### YOUR TASK:
Reproduce every line of the listing below character for character, but leave the picture out of your answer.

### STORED RECORDS:
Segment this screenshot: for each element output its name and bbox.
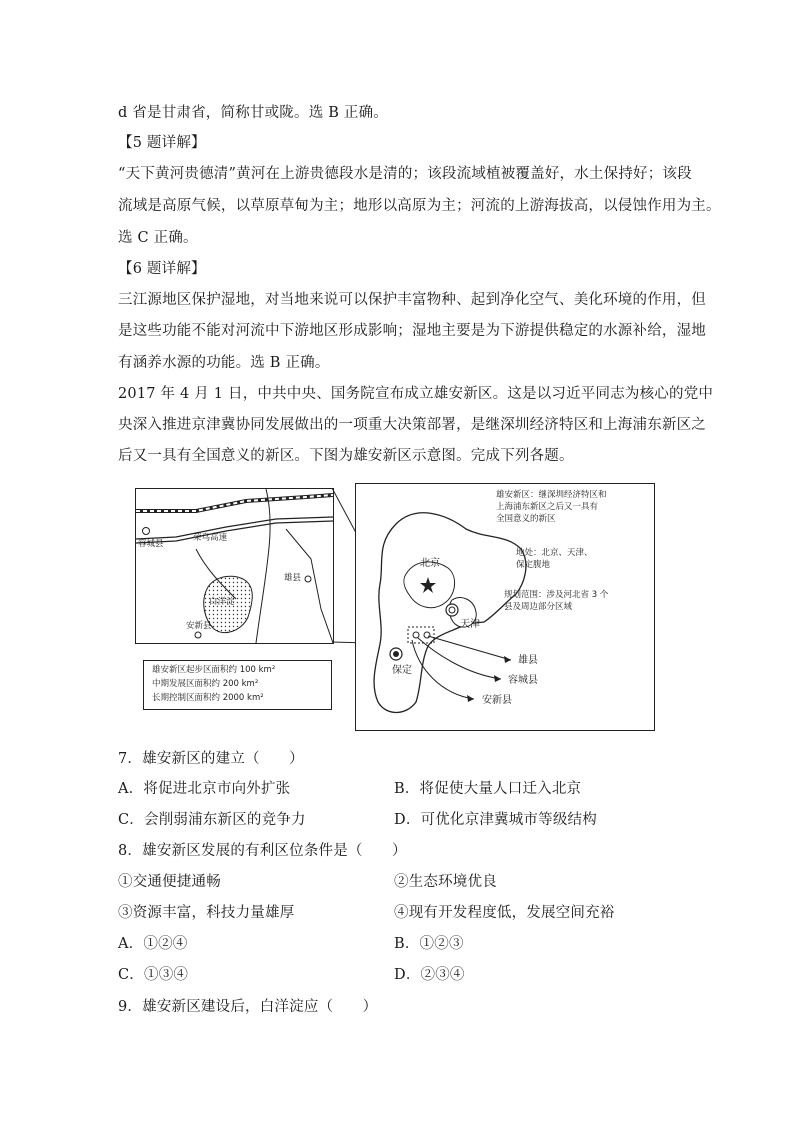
- text-line: 流域是高原气候，以草原草甸为主；地形以高原为主；河流的上游海拔高，以侵蚀作用为主。: [118, 198, 721, 214]
- map-note: 县及周边部分区域: [504, 602, 573, 612]
- map-label-rongcheng: 容城县: [138, 539, 164, 549]
- section-heading-6: 【6 题详解】: [118, 261, 206, 277]
- question-9: 9．雄安新区建设后，白洋淀应（ ）: [118, 999, 378, 1015]
- map-label-xiongxian: 雄县: [518, 655, 538, 666]
- option-7b: B．将促使大量人口迁入北京: [394, 781, 582, 797]
- map-label-baoding: 保定: [392, 665, 412, 676]
- legend-item: 雄安新区起步区面积约 100 km²: [152, 665, 276, 675]
- detail-map: [135, 488, 334, 644]
- text-line: 是这些功能不能对河流中下游地区形成影响；湿地主要是为下游提供稳定的水源补给，湿地: [118, 323, 706, 339]
- option-8c: C．①③④: [118, 967, 189, 983]
- statement-8-3: ③资源丰富，科技力量雄厚: [118, 905, 295, 921]
- question-8: 8．雄安新区发展的有利区位条件是（ ）: [118, 843, 407, 859]
- map-label-beijing: 北京: [420, 558, 440, 569]
- text-line: 后又一具有全国意义的新区。下图为雄安新区示意图。完成下列各题。: [118, 448, 574, 464]
- option-7c: C．会削弱浦东新区的竞争力: [118, 812, 306, 828]
- legend-item: 中期发展区面积约 200 km²: [152, 679, 259, 689]
- statement-8-4: ④现有开发程度低，发展空间充裕: [394, 905, 615, 921]
- map-note: 上海浦东新区之后又一具有: [496, 502, 599, 512]
- map-note: 规划范围：涉及河北省 3 个: [504, 590, 609, 600]
- map-label-rongcheng: 容城县: [508, 675, 538, 686]
- legend-item: 长期控制区面积约 2000 km²: [152, 693, 264, 703]
- text-line: d 省是甘肃省，简称甘或陇。选 B 正确。: [118, 105, 388, 121]
- section-heading-5: 【5 题详解】: [118, 135, 206, 151]
- text-line: 选 C 正确。: [118, 230, 198, 246]
- map-note: 保定腹地: [516, 560, 551, 570]
- option-8d: D．②③④: [394, 967, 465, 983]
- map-label-baiyangdian: 白洋淀: [209, 597, 235, 607]
- statement-8-2: ②生态环境优良: [394, 874, 497, 890]
- text-line: “天下黄河贵德清”黄河在上游贵德段水是清的；该段流域植被覆盖好，水土保持好；该段: [118, 166, 692, 182]
- overview-map: [355, 483, 655, 731]
- statement-8-1: ①交通便捷通畅: [118, 874, 221, 890]
- detail-map-drawing: [136, 489, 333, 643]
- area-legend: [143, 660, 332, 710]
- text-line: 央深入推进京津冀协同发展做出的一项重大决策部署，是继深圳经济特区和上海浦东新区之: [118, 417, 706, 433]
- map-label-expressway: 荣乌高速: [193, 533, 228, 543]
- text-line: 三江源地区保护湿地，对当地来说可以保护丰富物种、起到净化空气、美化环境的作用，但: [118, 292, 706, 308]
- option-7d: D．可优化京津冀城市等级结构: [394, 812, 597, 828]
- option-8a: A．①②④: [118, 936, 188, 952]
- map-label-tianjin: 天津: [460, 619, 480, 630]
- map-label-xiongxian: 雄县: [284, 573, 302, 583]
- map-label-anxin: 安新县: [186, 621, 212, 631]
- map-note: 雄安新区：继深圳经济特区和: [496, 490, 607, 500]
- text-line: 有涵养水源的功能。选 B 正确。: [118, 355, 330, 371]
- option-7a: A．将促进北京市向外扩张: [118, 781, 291, 797]
- map-note: 全国意义的新区: [496, 514, 556, 524]
- question-7: 7．雄安新区的建立（ ）: [118, 751, 304, 767]
- map-label-anxin: 安新县: [482, 695, 512, 706]
- text-line: 2017 年 4 月 1 日，中共中央、国务院宣布成立雄安新区。这是以习近平同志为核心的党中: [118, 386, 714, 402]
- option-8b: B．①②③: [394, 936, 464, 952]
- map-note: 地处：北京、天津、: [516, 548, 593, 558]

### TASK SOLUTION:
Segment this screenshot: for each element output its name and bbox.
- text-line: 流域是高原气候，以草原草甸为主；地形以高原为主；河流的上游海拔高，以侵蚀作用为主。: [118, 198, 721, 214]
- map-note: 县及周边部分区域: [504, 602, 573, 612]
- map-label-rongcheng: 容城县: [138, 539, 164, 549]
- section-heading-6: 【6 题详解】: [118, 261, 206, 277]
- question-9: 9．雄安新区建设后，白洋淀应（ ）: [118, 999, 378, 1015]
- map-label-xiongxian: 雄县: [518, 655, 538, 666]
- option-7b: B．将促使大量人口迁入北京: [394, 781, 582, 797]
- map-label-baoding: 保定: [392, 665, 412, 676]
- legend-item: 雄安新区起步区面积约 100 km²: [152, 665, 276, 675]
- detail-map: [135, 488, 334, 644]
- text-line: 是这些功能不能对河流中下游地区形成影响；湿地主要是为下游提供稳定的水源补给，湿地: [118, 323, 706, 339]
- option-8c: C．①③④: [118, 967, 189, 983]
- statement-8-3: ③资源丰富，科技力量雄厚: [118, 905, 295, 921]
- question-8: 8．雄安新区发展的有利区位条件是（ ）: [118, 843, 407, 859]
- map-label-beijing: 北京: [420, 558, 440, 569]
- text-line: 后又一具有全国意义的新区。下图为雄安新区示意图。完成下列各题。: [118, 448, 574, 464]
- option-7c: C．会削弱浦东新区的竞争力: [118, 812, 306, 828]
- legend-item: 中期发展区面积约 200 km²: [152, 679, 259, 689]
- statement-8-4: ④现有开发程度低，发展空间充裕: [394, 905, 615, 921]
- map-note: 上海浦东新区之后又一具有: [496, 502, 599, 512]
- map-note: 规划范围：涉及河北省 3 个: [504, 590, 609, 600]
- map-label-rongcheng: 容城县: [508, 675, 538, 686]
- legend-item: 长期控制区面积约 2000 km²: [152, 693, 264, 703]
- text-line: d 省是甘肃省，简称甘或陇。选 B 正确。: [118, 105, 388, 121]
- section-heading-5: 【5 题详解】: [118, 135, 206, 151]
- text-line: 选 C 正确。: [118, 230, 198, 246]
- map-note: 保定腹地: [516, 560, 551, 570]
- option-8d: D．②③④: [394, 967, 465, 983]
- map-label-baiyangdian: 白洋淀: [209, 597, 235, 607]
- statement-8-2: ②生态环境优良: [394, 874, 497, 890]
- text-line: “天下黄河贵德清”黄河在上游贵德段水是清的；该段流域植被覆盖好，水土保持好；该段: [118, 166, 692, 182]
- overview-map: [355, 483, 655, 731]
- statement-8-1: ①交通便捷通畅: [118, 874, 221, 890]
- detail-map-drawing: [136, 489, 333, 643]
- area-legend: [143, 660, 332, 710]
- text-line: 央深入推进京津冀协同发展做出的一项重大决策部署，是继深圳经济特区和上海浦东新区之: [118, 417, 706, 433]
- map-label-expressway: 荣乌高速: [193, 533, 228, 543]
- text-line: 三江源地区保护湿地，对当地来说可以保护丰富物种、起到净化空气、美化环境的作用，但: [118, 292, 706, 308]
- option-7d: D．可优化京津冀城市等级结构: [394, 812, 597, 828]
- option-8a: A．①②④: [118, 936, 188, 952]
- map-label-tianjin: 天津: [460, 619, 480, 630]
- map-label-xiongxian: 雄县: [284, 573, 302, 583]
- map-label-anxin: 安新县: [186, 621, 212, 631]
- map-note: 雄安新区：继深圳经济特区和: [496, 490, 607, 500]
- text-line: 有涵养水源的功能。选 B 正确。: [118, 355, 330, 371]
- option-7a: A．将促进北京市向外扩张: [118, 781, 291, 797]
- map-note: 全国意义的新区: [496, 514, 556, 524]
- question-7: 7．雄安新区的建立（ ）: [118, 751, 304, 767]
- map-label-anxin: 安新县: [482, 695, 512, 706]
- text-line: 2017 年 4 月 1 日，中共中央、国务院宣布成立雄安新区。这是以习近平同志为核心的党中: [118, 386, 714, 402]
- option-8b: B．①②③: [394, 936, 464, 952]
- map-note: 地处：北京、天津、: [516, 548, 593, 558]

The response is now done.